**Stated exercise:** Your task is to repeat all of the material exactly.

**Given records:**
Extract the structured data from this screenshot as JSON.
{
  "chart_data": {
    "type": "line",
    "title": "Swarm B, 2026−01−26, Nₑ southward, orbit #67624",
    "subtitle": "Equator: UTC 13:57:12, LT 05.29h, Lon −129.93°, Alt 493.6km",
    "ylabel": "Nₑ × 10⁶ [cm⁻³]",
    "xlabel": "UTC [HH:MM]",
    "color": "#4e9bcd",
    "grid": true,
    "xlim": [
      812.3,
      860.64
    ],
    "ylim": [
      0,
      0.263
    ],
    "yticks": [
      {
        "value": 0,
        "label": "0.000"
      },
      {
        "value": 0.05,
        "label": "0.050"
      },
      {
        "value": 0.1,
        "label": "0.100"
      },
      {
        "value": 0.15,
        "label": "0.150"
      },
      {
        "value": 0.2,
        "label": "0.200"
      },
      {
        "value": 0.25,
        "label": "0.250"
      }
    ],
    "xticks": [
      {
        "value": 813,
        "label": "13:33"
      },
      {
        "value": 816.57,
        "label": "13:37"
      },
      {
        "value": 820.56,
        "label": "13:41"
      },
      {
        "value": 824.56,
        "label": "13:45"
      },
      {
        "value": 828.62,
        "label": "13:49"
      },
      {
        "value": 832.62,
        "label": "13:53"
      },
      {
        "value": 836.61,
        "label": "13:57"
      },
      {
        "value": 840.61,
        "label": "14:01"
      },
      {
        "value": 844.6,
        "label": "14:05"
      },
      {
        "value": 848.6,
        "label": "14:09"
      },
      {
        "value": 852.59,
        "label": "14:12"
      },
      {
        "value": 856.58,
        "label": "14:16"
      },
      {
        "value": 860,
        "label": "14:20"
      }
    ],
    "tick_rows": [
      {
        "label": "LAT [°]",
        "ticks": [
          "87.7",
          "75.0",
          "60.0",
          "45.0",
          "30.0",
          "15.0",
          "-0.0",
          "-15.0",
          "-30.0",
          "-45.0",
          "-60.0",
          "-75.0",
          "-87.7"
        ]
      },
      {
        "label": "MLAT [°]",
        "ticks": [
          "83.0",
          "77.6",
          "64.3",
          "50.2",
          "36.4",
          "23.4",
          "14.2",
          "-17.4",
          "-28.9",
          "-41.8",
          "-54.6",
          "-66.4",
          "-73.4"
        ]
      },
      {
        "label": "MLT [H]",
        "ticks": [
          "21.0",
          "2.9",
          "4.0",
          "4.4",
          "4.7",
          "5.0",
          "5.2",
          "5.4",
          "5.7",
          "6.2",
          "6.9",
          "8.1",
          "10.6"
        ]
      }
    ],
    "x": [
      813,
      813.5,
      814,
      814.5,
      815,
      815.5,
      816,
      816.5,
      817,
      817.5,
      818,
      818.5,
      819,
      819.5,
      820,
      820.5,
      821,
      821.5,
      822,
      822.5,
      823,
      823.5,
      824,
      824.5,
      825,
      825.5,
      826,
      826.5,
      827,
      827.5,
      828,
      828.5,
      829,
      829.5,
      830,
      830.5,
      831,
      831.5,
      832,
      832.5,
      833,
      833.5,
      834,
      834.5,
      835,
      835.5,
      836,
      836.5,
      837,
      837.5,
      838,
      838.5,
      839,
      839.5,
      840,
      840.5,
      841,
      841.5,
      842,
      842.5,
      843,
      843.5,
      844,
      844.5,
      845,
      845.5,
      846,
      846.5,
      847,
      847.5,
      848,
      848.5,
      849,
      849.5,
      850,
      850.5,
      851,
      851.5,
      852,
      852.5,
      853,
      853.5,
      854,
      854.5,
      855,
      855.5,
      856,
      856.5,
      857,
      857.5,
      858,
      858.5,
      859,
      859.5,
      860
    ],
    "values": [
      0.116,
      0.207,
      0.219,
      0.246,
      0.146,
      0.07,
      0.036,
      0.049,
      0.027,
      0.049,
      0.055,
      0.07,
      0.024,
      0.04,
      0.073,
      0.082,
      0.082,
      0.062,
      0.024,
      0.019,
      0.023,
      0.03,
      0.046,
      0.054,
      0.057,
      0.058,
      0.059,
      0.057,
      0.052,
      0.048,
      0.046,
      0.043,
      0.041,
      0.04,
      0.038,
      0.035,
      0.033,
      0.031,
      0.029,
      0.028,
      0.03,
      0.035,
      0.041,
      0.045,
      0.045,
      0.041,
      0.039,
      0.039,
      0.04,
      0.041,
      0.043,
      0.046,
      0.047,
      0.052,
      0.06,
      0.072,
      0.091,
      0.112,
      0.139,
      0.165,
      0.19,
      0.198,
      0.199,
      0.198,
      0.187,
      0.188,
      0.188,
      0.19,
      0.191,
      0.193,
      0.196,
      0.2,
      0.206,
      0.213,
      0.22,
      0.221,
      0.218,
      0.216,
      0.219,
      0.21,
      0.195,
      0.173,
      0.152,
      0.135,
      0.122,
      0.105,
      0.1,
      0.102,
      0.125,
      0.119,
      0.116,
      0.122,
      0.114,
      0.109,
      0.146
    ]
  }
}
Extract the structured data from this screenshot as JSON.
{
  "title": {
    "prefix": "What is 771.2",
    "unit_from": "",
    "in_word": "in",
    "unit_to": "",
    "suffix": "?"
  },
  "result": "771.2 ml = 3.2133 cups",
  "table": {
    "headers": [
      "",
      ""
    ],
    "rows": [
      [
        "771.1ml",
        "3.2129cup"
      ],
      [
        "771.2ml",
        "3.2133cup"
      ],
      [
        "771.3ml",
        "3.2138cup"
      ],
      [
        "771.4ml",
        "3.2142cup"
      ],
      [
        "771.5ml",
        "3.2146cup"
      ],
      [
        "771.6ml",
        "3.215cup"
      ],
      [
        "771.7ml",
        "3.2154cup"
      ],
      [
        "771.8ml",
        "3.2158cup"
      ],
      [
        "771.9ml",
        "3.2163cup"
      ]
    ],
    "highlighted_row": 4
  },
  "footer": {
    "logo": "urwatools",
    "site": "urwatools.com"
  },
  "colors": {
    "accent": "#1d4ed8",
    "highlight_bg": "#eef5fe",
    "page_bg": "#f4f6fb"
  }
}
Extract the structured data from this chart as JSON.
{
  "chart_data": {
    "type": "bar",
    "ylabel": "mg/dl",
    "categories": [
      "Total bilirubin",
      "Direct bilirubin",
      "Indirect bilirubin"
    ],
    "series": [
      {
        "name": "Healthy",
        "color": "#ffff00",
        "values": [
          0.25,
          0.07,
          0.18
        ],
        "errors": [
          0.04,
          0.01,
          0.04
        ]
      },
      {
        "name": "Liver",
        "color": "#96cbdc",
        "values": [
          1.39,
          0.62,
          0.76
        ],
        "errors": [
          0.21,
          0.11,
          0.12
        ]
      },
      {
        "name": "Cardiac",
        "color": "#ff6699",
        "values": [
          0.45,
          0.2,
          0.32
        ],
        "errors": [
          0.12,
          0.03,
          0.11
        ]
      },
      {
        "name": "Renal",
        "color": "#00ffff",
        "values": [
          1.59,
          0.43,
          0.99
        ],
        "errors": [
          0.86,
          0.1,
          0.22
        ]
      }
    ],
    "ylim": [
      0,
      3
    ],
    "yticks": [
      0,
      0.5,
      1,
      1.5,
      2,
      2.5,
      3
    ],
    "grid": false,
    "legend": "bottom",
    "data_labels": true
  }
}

**Output of the task:**
Extract the structured data from this screenshot as JSON.
{
  "chart_data": {
    "type": "line",
    "title": "Swarm B, 2026−01−26, Nₑ southward, orbit #67624",
    "subtitle": "Equator: UTC 13:57:12, LT 05.29h, Lon −129.93°, Alt 493.6km",
    "ylabel": "Nₑ × 10⁶ [cm⁻³]",
    "xlabel": "UTC [HH:MM]",
    "color": "#4e9bcd",
    "grid": true,
    "xlim": [
      812.3,
      860.64
    ],
    "ylim": [
      0,
      0.263
    ],
    "yticks": [
      {
        "value": 0,
        "label": "0.000"
      },
      {
        "value": 0.05,
        "label": "0.050"
      },
      {
        "value": 0.1,
        "label": "0.100"
      },
      {
        "value": 0.15,
        "label": "0.150"
      },
      {
        "value": 0.2,
        "label": "0.200"
      },
      {
        "value": 0.25,
        "label": "0.250"
      }
    ],
    "xticks": [
      {
        "value": 813,
        "label": "13:33"
      },
      {
        "value": 816.57,
        "label": "13:37"
      },
      {
        "value": 820.56,
        "label": "13:41"
      },
      {
        "value": 824.56,
        "label": "13:45"
      },
      {
        "value": 828.62,
        "label": "13:49"
      },
      {
        "value": 832.62,
        "label": "13:53"
      },
      {
        "value": 836.61,
        "label": "13:57"
      },
      {
        "value": 840.61,
        "label": "14:01"
      },
      {
        "value": 844.6,
        "label": "14:05"
      },
      {
        "value": 848.6,
        "label": "14:09"
      },
      {
        "value": 852.59,
        "label": "14:12"
      },
      {
        "value": 856.58,
        "label": "14:16"
      },
      {
        "value": 860,
        "label": "14:20"
      }
    ],
    "tick_rows": [
      {
        "label": "LAT [°]",
        "ticks": [
          "87.7",
          "75.0",
          "60.0",
          "45.0",
          "30.0",
          "15.0",
          "-0.0",
          "-15.0",
          "-30.0",
          "-45.0",
          "-60.0",
          "-75.0",
          "-87.7"
        ]
      },
      {
        "label": "MLAT [°]",
        "ticks": [
          "83.0",
          "77.6",
          "64.3",
          "50.2",
          "36.4",
          "23.4",
          "14.2",
          "-17.4",
          "-28.9",
          "-41.8",
          "-54.6",
          "-66.4",
          "-73.4"
        ]
      },
      {
        "label": "MLT [H]",
        "ticks": [
          "21.0",
          "2.9",
          "4.0",
          "4.4",
          "4.7",
          "5.0",
          "5.2",
          "5.4",
          "5.7",
          "6.2",
          "6.9",
          "8.1",
          "10.6"
        ]
      }
    ],
    "x": [
      813,
      813.5,
      814,
      814.5,
      815,
      815.5,
      816,
      816.5,
      817,
      817.5,
      818,
      818.5,
      819,
      819.5,
      820,
      820.5,
      821,
      821.5,
      822,
      822.5,
      823,
      823.5,
      824,
      824.5,
      825,
      825.5,
      826,
      826.5,
      827,
      827.5,
      828,
      828.5,
      829,
      829.5,
      830,
      830.5,
      831,
      831.5,
      832,
      832.5,
      833,
      833.5,
      834,
      834.5,
      835,
      835.5,
      836,
      836.5,
      837,
      837.5,
      838,
      838.5,
      839,
      839.5,
      840,
      840.5,
      841,
      841.5,
      842,
      842.5,
      843,
      843.5,
      844,
      844.5,
      845,
      845.5,
      846,
      846.5,
      847,
      847.5,
      848,
      848.5,
      849,
      849.5,
      850,
      850.5,
      851,
      851.5,
      852,
      852.5,
      853,
      853.5,
      854,
      854.5,
      855,
      855.5,
      856,
      856.5,
      857,
      857.5,
      858,
      858.5,
      859,
      859.5,
      860
    ],
    "values": [
      0.116,
      0.207,
      0.219,
      0.246,
      0.146,
      0.07,
      0.036,
      0.049,
      0.027,
      0.049,
      0.055,
      0.07,
      0.024,
      0.04,
      0.073,
      0.082,
      0.082,
      0.062,
      0.024,
      0.019,
      0.023,
      0.03,
      0.046,
      0.054,
      0.057,
      0.058,
      0.059,
      0.057,
      0.052,
      0.048,
      0.046,
      0.043,
      0.041,
      0.04,
      0.038,
      0.035,
      0.033,
      0.031,
      0.029,
      0.028,
      0.03,
      0.035,
      0.041,
      0.045,
      0.045,
      0.041,
      0.039,
      0.039,
      0.04,
      0.041,
      0.043,
      0.046,
      0.047,
      0.052,
      0.06,
      0.072,
      0.091,
      0.112,
      0.139,
      0.165,
      0.19,
      0.198,
      0.199,
      0.198,
      0.187,
      0.188,
      0.188,
      0.19,
      0.191,
      0.193,
      0.196,
      0.2,
      0.206,
      0.213,
      0.22,
      0.221,
      0.218,
      0.216,
      0.219,
      0.21,
      0.195,
      0.173,
      0.152,
      0.135,
      0.122,
      0.105,
      0.1,
      0.102,
      0.125,
      0.119,
      0.116,
      0.122,
      0.114,
      0.109,
      0.146
    ]
  }
}
Extract the structured data from this screenshot as JSON.
{
  "title": {
    "prefix": "What is 771.2",
    "unit_from": "",
    "in_word": "in",
    "unit_to": "",
    "suffix": "?"
  },
  "result": "771.2 ml = 3.2133 cups",
  "table": {
    "headers": [
      "",
      ""
    ],
    "rows": [
      [
        "771.1ml",
        "3.2129cup"
      ],
      [
        "771.2ml",
        "3.2133cup"
      ],
      [
        "771.3ml",
        "3.2138cup"
      ],
      [
        "771.4ml",
        "3.2142cup"
      ],
      [
        "771.5ml",
        "3.2146cup"
      ],
      [
        "771.6ml",
        "3.215cup"
      ],
      [
        "771.7ml",
        "3.2154cup"
      ],
      [
        "771.8ml",
        "3.2158cup"
      ],
      [
        "771.9ml",
        "3.2163cup"
      ]
    ],
    "highlighted_row": 4
  },
  "footer": {
    "logo": "urwatools",
    "site": "urwatools.com"
  },
  "colors": {
    "accent": "#1d4ed8",
    "highlight_bg": "#eef5fe",
    "page_bg": "#f4f6fb"
  }
}
Extract the structured data from this chart as JSON.
{
  "chart_data": {
    "type": "bar",
    "ylabel": "mg/dl",
    "categories": [
      "Total bilirubin",
      "Direct bilirubin",
      "Indirect bilirubin"
    ],
    "series": [
      {
        "name": "Healthy",
        "color": "#ffff00",
        "values": [
          0.25,
          0.07,
          0.18
        ],
        "errors": [
          0.04,
          0.01,
          0.04
        ]
      },
      {
        "name": "Liver",
        "color": "#96cbdc",
        "values": [
          1.39,
          0.62,
          0.76
        ],
        "errors": [
          0.21,
          0.11,
          0.12
        ]
      },
      {
        "name": "Cardiac",
        "color": "#ff6699",
        "values": [
          0.45,
          0.2,
          0.32
        ],
        "errors": [
          0.12,
          0.03,
          0.11
        ]
      },
      {
        "name": "Renal",
        "color": "#00ffff",
        "values": [
          1.59,
          0.43,
          0.99
        ],
        "errors": [
          0.86,
          0.1,
          0.22
        ]
      }
    ],
    "ylim": [
      0,
      3
    ],
    "yticks": [
      0,
      0.5,
      1,
      1.5,
      2,
      2.5,
      3
    ],
    "grid": false,
    "legend": "bottom",
    "data_labels": true
  }
}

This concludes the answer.